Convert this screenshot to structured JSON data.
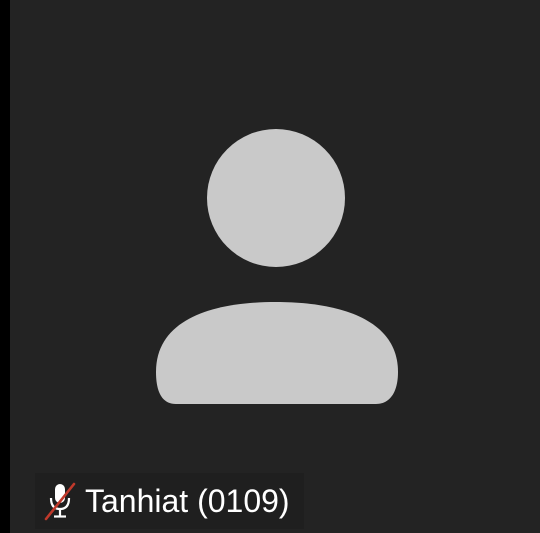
{
  "participant": {
    "name": "Tanhiat (0109)",
    "mic_state": "muted",
    "mic_icon": "microphone-muted-icon",
    "avatar_icon": "default-user-avatar-icon"
  },
  "colors": {
    "tile_background": "#232323",
    "avatar_fill": "#c9c9c9",
    "mute_slash": "#c0392b",
    "name_text": "#ffffff"
  }
}
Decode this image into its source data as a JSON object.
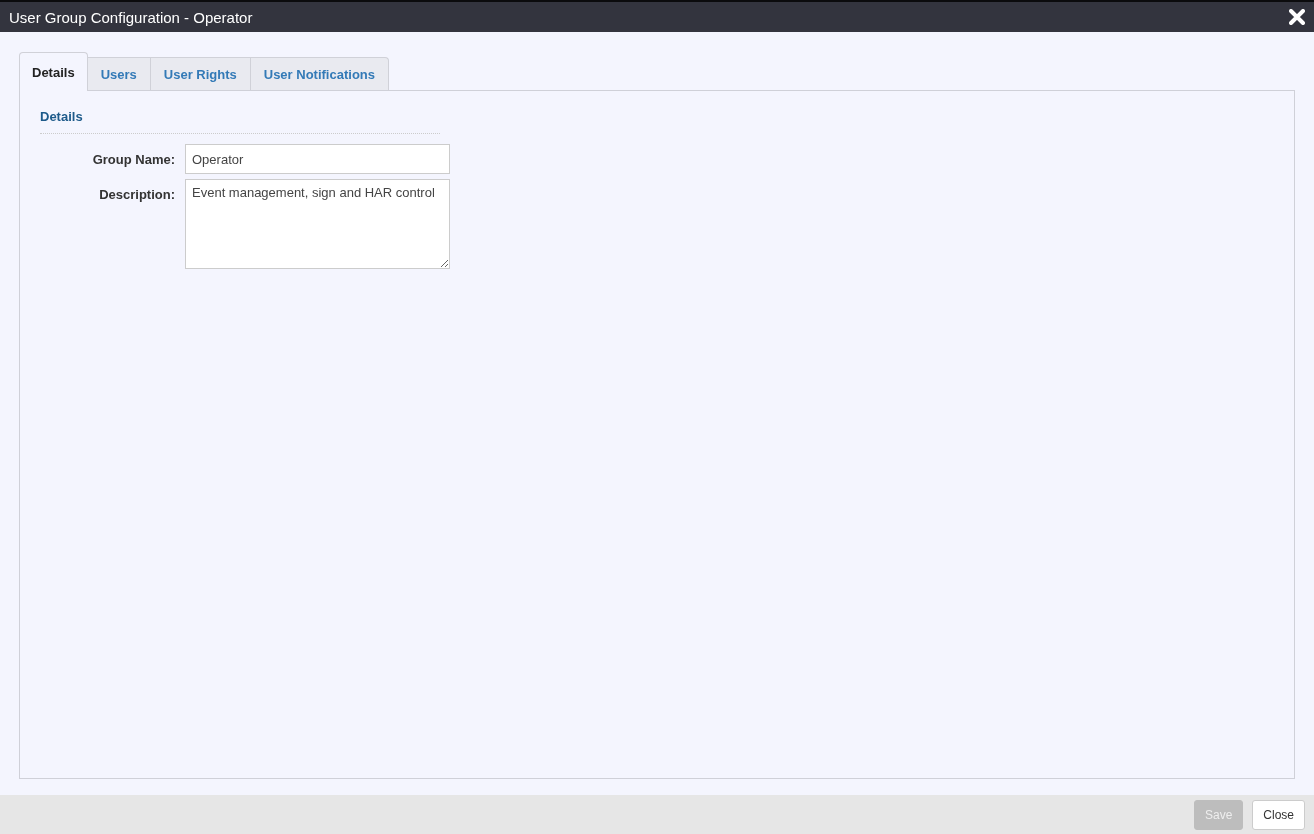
{
  "window": {
    "title": "User Group Configuration - Operator"
  },
  "tabs": [
    {
      "label": "Details",
      "selected": true
    },
    {
      "label": "Users",
      "selected": false
    },
    {
      "label": "User Rights",
      "selected": false
    },
    {
      "label": "User Notifications",
      "selected": false
    }
  ],
  "section": {
    "title": "Details"
  },
  "fields": [
    {
      "kind": "input",
      "label": "Group Name:",
      "value": "Operator"
    },
    {
      "kind": "textarea",
      "label": "Description:",
      "value": "Event management, sign and HAR control"
    }
  ],
  "buttons": [
    {
      "label": "Save",
      "disabled": true
    },
    {
      "label": "Close",
      "disabled": false
    }
  ]
}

• • • • • • •

_What the task requires_: Nothing in the entries should change as you copy them, except that the pictures are left out.

_Solution for this exercise_:
Convert this screenshot to structured JSON data.
{
  "participant": {
    "name": "Tanhiat (0109)",
    "mic_state": "muted",
    "mic_icon": "microphone-muted-icon",
    "avatar_icon": "default-user-avatar-icon"
  },
  "colors": {
    "tile_background": "#232323",
    "avatar_fill": "#c9c9c9",
    "mute_slash": "#c0392b",
    "name_text": "#ffffff"
  }
}
Decode this image into its source data as a JSON object.
{
  "window": {
    "title": "User Group Configuration - Operator"
  },
  "tabs": [
    {
      "label": "Details",
      "selected": true
    },
    {
      "label": "Users",
      "selected": false
    },
    {
      "label": "User Rights",
      "selected": false
    },
    {
      "label": "User Notifications",
      "selected": false
    }
  ],
  "section": {
    "title": "Details"
  },
  "fields": [
    {
      "kind": "input",
      "label": "Group Name:",
      "value": "Operator"
    },
    {
      "kind": "textarea",
      "label": "Description:",
      "value": "Event management, sign and HAR control"
    }
  ],
  "buttons": [
    {
      "label": "Save",
      "disabled": true
    },
    {
      "label": "Close",
      "disabled": false
    }
  ]
}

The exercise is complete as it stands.